[Dataset records]
****************************************

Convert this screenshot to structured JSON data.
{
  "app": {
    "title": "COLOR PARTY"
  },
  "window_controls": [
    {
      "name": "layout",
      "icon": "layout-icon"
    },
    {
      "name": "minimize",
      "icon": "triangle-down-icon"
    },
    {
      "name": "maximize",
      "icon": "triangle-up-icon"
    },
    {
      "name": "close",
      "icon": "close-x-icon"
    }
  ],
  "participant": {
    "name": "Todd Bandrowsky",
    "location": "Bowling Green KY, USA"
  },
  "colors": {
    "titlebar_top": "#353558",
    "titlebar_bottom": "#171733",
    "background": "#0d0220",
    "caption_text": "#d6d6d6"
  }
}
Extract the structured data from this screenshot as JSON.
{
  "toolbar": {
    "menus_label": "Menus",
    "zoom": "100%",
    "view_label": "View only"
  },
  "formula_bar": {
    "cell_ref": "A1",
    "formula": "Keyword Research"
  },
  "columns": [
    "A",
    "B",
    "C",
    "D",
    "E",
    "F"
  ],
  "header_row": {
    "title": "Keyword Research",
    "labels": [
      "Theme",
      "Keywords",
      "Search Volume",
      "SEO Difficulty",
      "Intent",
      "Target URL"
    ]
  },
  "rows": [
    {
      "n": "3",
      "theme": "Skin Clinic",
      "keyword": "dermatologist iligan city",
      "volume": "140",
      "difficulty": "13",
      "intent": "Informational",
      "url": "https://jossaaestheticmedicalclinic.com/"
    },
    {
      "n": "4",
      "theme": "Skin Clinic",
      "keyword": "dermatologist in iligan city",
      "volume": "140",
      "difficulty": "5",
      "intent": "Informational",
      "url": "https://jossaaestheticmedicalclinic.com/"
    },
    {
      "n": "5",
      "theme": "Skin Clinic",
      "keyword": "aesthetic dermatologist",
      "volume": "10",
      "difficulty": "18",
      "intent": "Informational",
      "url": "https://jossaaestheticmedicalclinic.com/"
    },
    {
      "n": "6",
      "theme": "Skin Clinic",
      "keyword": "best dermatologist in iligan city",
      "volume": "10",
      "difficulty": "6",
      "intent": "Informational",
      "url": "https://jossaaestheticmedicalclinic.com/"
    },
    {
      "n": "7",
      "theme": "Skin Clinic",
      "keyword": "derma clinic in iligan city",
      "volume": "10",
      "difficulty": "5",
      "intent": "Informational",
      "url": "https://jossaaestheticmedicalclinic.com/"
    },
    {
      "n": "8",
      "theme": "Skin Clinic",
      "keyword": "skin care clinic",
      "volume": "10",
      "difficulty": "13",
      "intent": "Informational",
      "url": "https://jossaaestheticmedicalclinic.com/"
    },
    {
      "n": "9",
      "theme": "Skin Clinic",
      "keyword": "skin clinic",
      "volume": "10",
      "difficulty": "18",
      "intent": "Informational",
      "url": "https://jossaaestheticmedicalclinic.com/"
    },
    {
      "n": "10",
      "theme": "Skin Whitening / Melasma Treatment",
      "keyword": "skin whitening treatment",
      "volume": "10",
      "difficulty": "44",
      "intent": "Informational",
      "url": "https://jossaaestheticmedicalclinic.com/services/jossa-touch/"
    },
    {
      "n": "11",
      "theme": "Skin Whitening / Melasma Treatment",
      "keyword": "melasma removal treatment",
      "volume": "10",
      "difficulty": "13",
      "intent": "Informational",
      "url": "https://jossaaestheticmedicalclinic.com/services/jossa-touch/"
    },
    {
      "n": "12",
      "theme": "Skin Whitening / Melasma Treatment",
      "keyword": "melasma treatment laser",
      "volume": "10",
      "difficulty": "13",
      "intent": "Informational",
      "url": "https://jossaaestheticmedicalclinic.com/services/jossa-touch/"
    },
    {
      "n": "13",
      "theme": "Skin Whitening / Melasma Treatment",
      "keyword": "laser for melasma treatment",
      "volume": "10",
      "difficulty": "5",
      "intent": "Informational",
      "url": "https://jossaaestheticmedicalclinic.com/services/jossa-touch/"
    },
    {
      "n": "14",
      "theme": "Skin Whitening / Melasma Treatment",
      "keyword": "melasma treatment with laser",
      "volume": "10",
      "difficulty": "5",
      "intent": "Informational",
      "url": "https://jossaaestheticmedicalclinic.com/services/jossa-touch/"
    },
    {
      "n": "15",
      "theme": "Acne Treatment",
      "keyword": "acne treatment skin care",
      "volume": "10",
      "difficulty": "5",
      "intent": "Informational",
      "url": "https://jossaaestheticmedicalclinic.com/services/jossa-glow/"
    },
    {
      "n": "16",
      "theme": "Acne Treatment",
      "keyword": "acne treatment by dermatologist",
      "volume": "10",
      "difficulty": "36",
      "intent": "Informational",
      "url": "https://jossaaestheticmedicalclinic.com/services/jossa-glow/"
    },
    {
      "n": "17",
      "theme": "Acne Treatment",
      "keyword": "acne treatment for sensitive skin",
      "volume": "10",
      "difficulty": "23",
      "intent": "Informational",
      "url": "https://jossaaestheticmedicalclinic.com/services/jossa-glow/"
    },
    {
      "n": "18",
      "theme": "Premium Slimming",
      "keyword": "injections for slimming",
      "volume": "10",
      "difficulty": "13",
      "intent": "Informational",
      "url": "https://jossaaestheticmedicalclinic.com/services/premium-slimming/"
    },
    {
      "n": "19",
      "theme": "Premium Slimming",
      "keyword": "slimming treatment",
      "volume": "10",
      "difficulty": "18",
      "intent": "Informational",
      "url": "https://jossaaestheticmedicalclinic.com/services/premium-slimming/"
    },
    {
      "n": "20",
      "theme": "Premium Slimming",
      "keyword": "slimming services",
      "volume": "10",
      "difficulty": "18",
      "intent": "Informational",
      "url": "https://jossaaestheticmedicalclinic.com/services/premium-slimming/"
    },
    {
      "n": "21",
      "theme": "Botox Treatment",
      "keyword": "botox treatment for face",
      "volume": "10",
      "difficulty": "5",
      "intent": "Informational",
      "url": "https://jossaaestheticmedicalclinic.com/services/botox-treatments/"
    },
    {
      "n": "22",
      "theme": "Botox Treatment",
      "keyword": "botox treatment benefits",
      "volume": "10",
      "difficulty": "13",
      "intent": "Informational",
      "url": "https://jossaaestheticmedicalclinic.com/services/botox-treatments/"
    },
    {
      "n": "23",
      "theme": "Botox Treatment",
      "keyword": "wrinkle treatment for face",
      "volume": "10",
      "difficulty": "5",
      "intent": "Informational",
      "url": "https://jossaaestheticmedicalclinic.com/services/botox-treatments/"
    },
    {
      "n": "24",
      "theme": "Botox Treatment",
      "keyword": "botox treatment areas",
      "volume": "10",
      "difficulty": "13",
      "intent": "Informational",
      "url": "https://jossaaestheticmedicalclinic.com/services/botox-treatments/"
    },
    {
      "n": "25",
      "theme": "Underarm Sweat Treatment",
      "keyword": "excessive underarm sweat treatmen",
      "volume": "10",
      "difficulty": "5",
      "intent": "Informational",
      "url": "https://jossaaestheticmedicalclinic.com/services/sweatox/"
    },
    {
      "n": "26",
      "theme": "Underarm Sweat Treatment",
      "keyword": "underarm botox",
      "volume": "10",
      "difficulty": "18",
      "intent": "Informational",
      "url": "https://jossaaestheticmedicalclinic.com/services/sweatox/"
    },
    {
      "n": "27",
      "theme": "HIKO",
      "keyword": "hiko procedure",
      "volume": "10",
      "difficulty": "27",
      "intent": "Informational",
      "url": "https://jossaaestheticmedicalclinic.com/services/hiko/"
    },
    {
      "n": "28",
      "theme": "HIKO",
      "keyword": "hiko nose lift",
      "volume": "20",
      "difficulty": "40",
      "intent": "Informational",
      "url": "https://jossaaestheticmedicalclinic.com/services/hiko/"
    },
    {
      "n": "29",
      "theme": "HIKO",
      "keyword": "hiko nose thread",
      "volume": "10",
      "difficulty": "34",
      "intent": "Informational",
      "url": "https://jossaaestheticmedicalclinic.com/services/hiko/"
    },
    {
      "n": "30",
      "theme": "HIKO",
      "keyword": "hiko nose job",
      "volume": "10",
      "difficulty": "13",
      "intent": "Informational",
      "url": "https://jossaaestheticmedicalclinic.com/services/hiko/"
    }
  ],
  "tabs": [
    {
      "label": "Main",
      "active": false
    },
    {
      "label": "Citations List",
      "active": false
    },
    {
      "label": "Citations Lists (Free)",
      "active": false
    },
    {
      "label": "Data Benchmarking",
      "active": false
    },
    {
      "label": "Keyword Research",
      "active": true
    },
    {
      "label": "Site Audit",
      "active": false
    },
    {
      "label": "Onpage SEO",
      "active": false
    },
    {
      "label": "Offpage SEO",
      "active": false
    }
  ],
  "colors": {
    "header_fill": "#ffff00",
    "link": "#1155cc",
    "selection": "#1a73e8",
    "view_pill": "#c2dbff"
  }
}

****************************************

▶ [EXERCISE PROMPT]: Scan the records above, count the lines with "JSON" in them, and give only the number.

▶ [TASK OUTPUT]: 2